* [Required task] Look below. Copy each line that has "JSON" in it.

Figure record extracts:
□ □ □ □ □ □ □
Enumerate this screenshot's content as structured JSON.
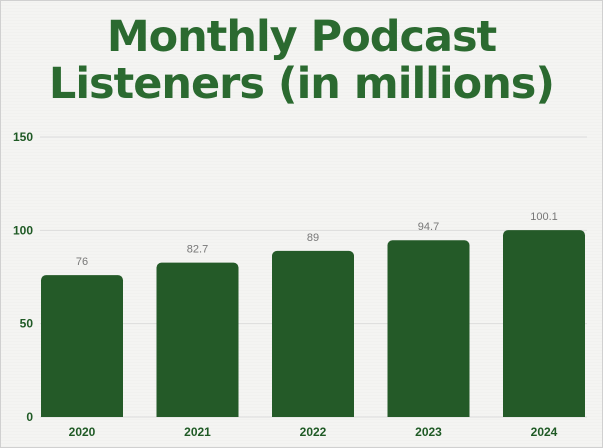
{
  "title": {
    "line1": "Monthly Podcast",
    "line2": "Listeners (in millions)"
  },
  "colors": {
    "bar": "#245a28",
    "title": "#2b6a30",
    "axis_text": "#1f5a25",
    "data_label": "#777777",
    "grid": "#dcdcdc"
  },
  "chart_data": {
    "type": "bar",
    "title": "Monthly Podcast Listeners (in millions)",
    "categories": [
      "2020",
      "2021",
      "2022",
      "2023",
      "2024"
    ],
    "values": [
      76,
      82.7,
      89,
      94.7,
      100.1
    ],
    "value_labels": [
      "76",
      "82.7",
      "89",
      "94.7",
      "100.1"
    ],
    "xlabel": "",
    "ylabel": "",
    "ylim": [
      0,
      150
    ],
    "yticks": [
      0,
      50,
      100,
      150
    ],
    "ytick_labels": [
      "0",
      "50",
      "100",
      "150"
    ],
    "grid": true,
    "legend": "none"
  }
}
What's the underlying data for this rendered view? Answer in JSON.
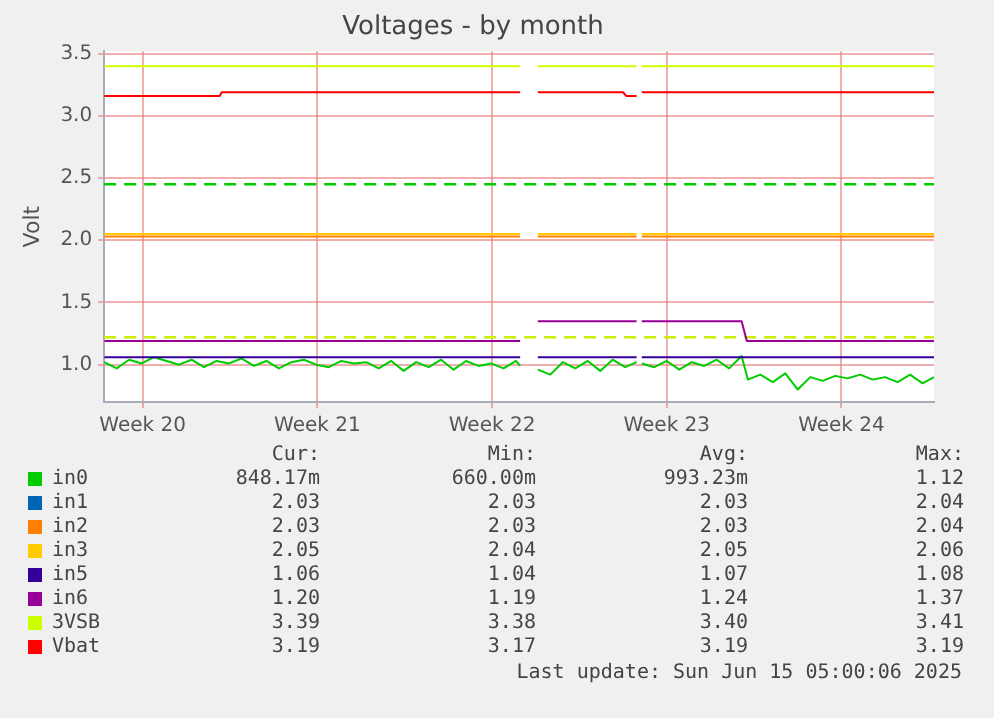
{
  "chart_data": {
    "type": "line",
    "title": "Voltages - by month",
    "ylabel": "Volt",
    "xlim": [
      "2025-05-12T23:00",
      "2025-06-15T05:00"
    ],
    "xticks": [
      {
        "value": "2025-05-14T12:00",
        "label": "Week 20"
      },
      {
        "value": "2025-05-21T12:00",
        "label": "Week 21"
      },
      {
        "value": "2025-05-28T12:00",
        "label": "Week 22"
      },
      {
        "value": "2025-06-04T12:00",
        "label": "Week 23"
      },
      {
        "value": "2025-06-11T12:00",
        "label": "Week 24"
      }
    ],
    "ylim": [
      0.7,
      3.52
    ],
    "yticks": [
      {
        "value": 1,
        "label": "1.0"
      },
      {
        "value": 1.5,
        "label": "1.5"
      },
      {
        "value": 2,
        "label": "2.0"
      },
      {
        "value": 2.5,
        "label": "2.5"
      },
      {
        "value": 3,
        "label": "3.0"
      },
      {
        "value": 3.5,
        "label": "3.5"
      }
    ],
    "grid": true,
    "legend": "bottom",
    "marker": "none",
    "line_style": "solid",
    "ref_lines": [
      {
        "axis": "y",
        "value": 2.45,
        "color": "#00cc00",
        "line_style": "dashed"
      },
      {
        "axis": "y",
        "value": 1.22,
        "color": "#ccee00",
        "line_style": "dashed"
      }
    ],
    "series": [
      {
        "name": "in0",
        "color": "#00cc00",
        "x": [
          "2025-05-12T23:00",
          "2025-05-13T11:00",
          "2025-05-13T23:00",
          "2025-05-14T11:00",
          "2025-05-14T23:00",
          "2025-05-15T11:00",
          "2025-05-15T23:00",
          "2025-05-16T11:00",
          "2025-05-16T23:00",
          "2025-05-17T11:00",
          "2025-05-17T23:00",
          "2025-05-18T11:00",
          "2025-05-18T23:00",
          "2025-05-19T11:00",
          "2025-05-19T23:00",
          "2025-05-20T11:00",
          "2025-05-20T23:00",
          "2025-05-21T11:00",
          "2025-05-21T23:00",
          "2025-05-22T11:00",
          "2025-05-22T23:00",
          "2025-05-23T11:00",
          "2025-05-23T23:00",
          "2025-05-24T11:00",
          "2025-05-24T23:00",
          "2025-05-25T11:00",
          "2025-05-25T23:00",
          "2025-05-26T11:00",
          "2025-05-26T23:00",
          "2025-05-27T11:00",
          "2025-05-27T23:00",
          "2025-05-28T11:00",
          "2025-05-28T23:00",
          "2025-05-29T11:00",
          "2025-05-29T15:00",
          "2025-05-29T23:00",
          "2025-05-30T08:00",
          "2025-05-30T20:00",
          "2025-05-31T08:00",
          "2025-05-31T20:00",
          "2025-06-01T08:00",
          "2025-06-01T20:00",
          "2025-06-02T08:00",
          "2025-06-02T20:00",
          "2025-06-03T07:00",
          "2025-06-03T09:00",
          "2025-06-03T12:00",
          "2025-06-04T00:00",
          "2025-06-04T12:00",
          "2025-06-05T00:00",
          "2025-06-05T12:00",
          "2025-06-06T00:00",
          "2025-06-06T12:00",
          "2025-06-07T00:00",
          "2025-06-07T12:00",
          "2025-06-07T18:00",
          "2025-06-08T06:00",
          "2025-06-08T18:00",
          "2025-06-09T06:00",
          "2025-06-09T18:00",
          "2025-06-10T06:00",
          "2025-06-10T18:00",
          "2025-06-11T06:00",
          "2025-06-11T18:00",
          "2025-06-12T06:00",
          "2025-06-12T18:00",
          "2025-06-13T06:00",
          "2025-06-13T18:00",
          "2025-06-14T06:00",
          "2025-06-14T18:00",
          "2025-06-15T05:00"
        ],
        "values": [
          1.02,
          0.97,
          1.04,
          1.01,
          1.06,
          1.03,
          1.0,
          1.04,
          0.98,
          1.03,
          1.01,
          1.05,
          0.99,
          1.03,
          0.97,
          1.02,
          1.04,
          1.0,
          0.98,
          1.03,
          1.01,
          1.02,
          0.97,
          1.03,
          0.95,
          1.02,
          0.98,
          1.04,
          0.96,
          1.03,
          0.99,
          1.01,
          0.97,
          1.03,
          0.99,
          null,
          0.96,
          0.92,
          1.02,
          0.97,
          1.03,
          0.95,
          1.04,
          0.98,
          1.02,
          null,
          1.01,
          0.98,
          1.03,
          0.96,
          1.02,
          0.99,
          1.04,
          0.97,
          1.07,
          0.88,
          0.92,
          0.86,
          0.93,
          0.8,
          0.9,
          0.87,
          0.91,
          0.89,
          0.92,
          0.88,
          0.9,
          0.86,
          0.92,
          0.85,
          0.9
        ]
      },
      {
        "name": "in1",
        "color": "#0066b3"
      },
      {
        "name": "in2",
        "color": "#ff8000",
        "x": [
          "2025-05-12T23:00",
          "2025-05-29T15:00",
          "2025-05-29T23:00",
          "2025-05-30T08:00",
          "2025-06-03T07:00",
          "2025-06-03T09:00",
          "2025-06-03T12:00",
          "2025-06-15T05:00"
        ],
        "values": [
          2.03,
          2.03,
          null,
          2.03,
          2.03,
          null,
          2.03,
          2.03
        ]
      },
      {
        "name": "in3",
        "color": "#ffcc00",
        "x": [
          "2025-05-12T23:00",
          "2025-05-29T15:00",
          "2025-05-29T23:00",
          "2025-05-30T08:00",
          "2025-06-03T07:00",
          "2025-06-03T09:00",
          "2025-06-03T12:00",
          "2025-06-15T05:00"
        ],
        "values": [
          2.05,
          2.05,
          null,
          2.05,
          2.05,
          null,
          2.05,
          2.05
        ]
      },
      {
        "name": "in5",
        "color": "#330099",
        "x": [
          "2025-05-12T23:00",
          "2025-05-29T15:00",
          "2025-05-29T23:00",
          "2025-05-30T08:00",
          "2025-06-03T07:00",
          "2025-06-03T09:00",
          "2025-06-03T12:00",
          "2025-06-15T05:00"
        ],
        "values": [
          1.06,
          1.06,
          null,
          1.06,
          1.06,
          null,
          1.06,
          1.06
        ]
      },
      {
        "name": "in6",
        "color": "#990099",
        "x": [
          "2025-05-12T23:00",
          "2025-05-29T15:00",
          "2025-05-29T23:00",
          "2025-05-30T08:00",
          "2025-06-03T07:00",
          "2025-06-03T09:00",
          "2025-06-03T12:00",
          "2025-06-07T12:00",
          "2025-06-07T17:00",
          "2025-06-15T05:00"
        ],
        "values": [
          1.19,
          1.19,
          null,
          1.35,
          1.35,
          null,
          1.35,
          1.35,
          1.19,
          1.19
        ]
      },
      {
        "name": "3VSB",
        "color": "#ccff00",
        "x": [
          "2025-05-12T23:00",
          "2025-05-29T15:00",
          "2025-05-29T23:00",
          "2025-05-30T08:00",
          "2025-06-03T07:00",
          "2025-06-03T09:00",
          "2025-06-03T12:00",
          "2025-06-15T05:00"
        ],
        "values": [
          3.4,
          3.4,
          null,
          3.4,
          3.4,
          null,
          3.4,
          3.4
        ]
      },
      {
        "name": "Vbat",
        "color": "#ff0000",
        "x": [
          "2025-05-12T23:00",
          "2025-05-17T14:00",
          "2025-05-17T16:00",
          "2025-05-29T15:00",
          "2025-05-29T23:00",
          "2025-05-30T08:00",
          "2025-06-02T18:00",
          "2025-06-02T21:00",
          "2025-06-03T07:00",
          "2025-06-03T09:00",
          "2025-06-03T12:00",
          "2025-06-15T05:00"
        ],
        "values": [
          3.16,
          3.16,
          3.19,
          3.19,
          null,
          3.19,
          3.19,
          3.16,
          3.16,
          null,
          3.19,
          3.19
        ]
      }
    ],
    "annotations": [
      "Cur:",
      "Min:",
      "Avg:",
      "Max:",
      "848.17m",
      "660.00m",
      "993.23m",
      "1.12",
      "2.03",
      "2.03",
      "2.03",
      "2.04",
      "2.03",
      "2.03",
      "2.03",
      "2.04",
      "2.05",
      "2.04",
      "2.05",
      "2.06",
      "1.06",
      "1.04",
      "1.07",
      "1.08",
      "1.20",
      "1.19",
      "1.24",
      "1.37",
      "3.39",
      "3.38",
      "3.40",
      "3.41",
      "3.19",
      "3.17",
      "3.19",
      "3.19",
      "Last update: Sun Jun 15 05:00:06 2025"
    ]
  }
}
□ □ □ □ □ □ □
* [Solution to this exercise]
Enumerate this screenshot's content as structured JSON.
What's the underlying data for this rendered view? Answer in JSON.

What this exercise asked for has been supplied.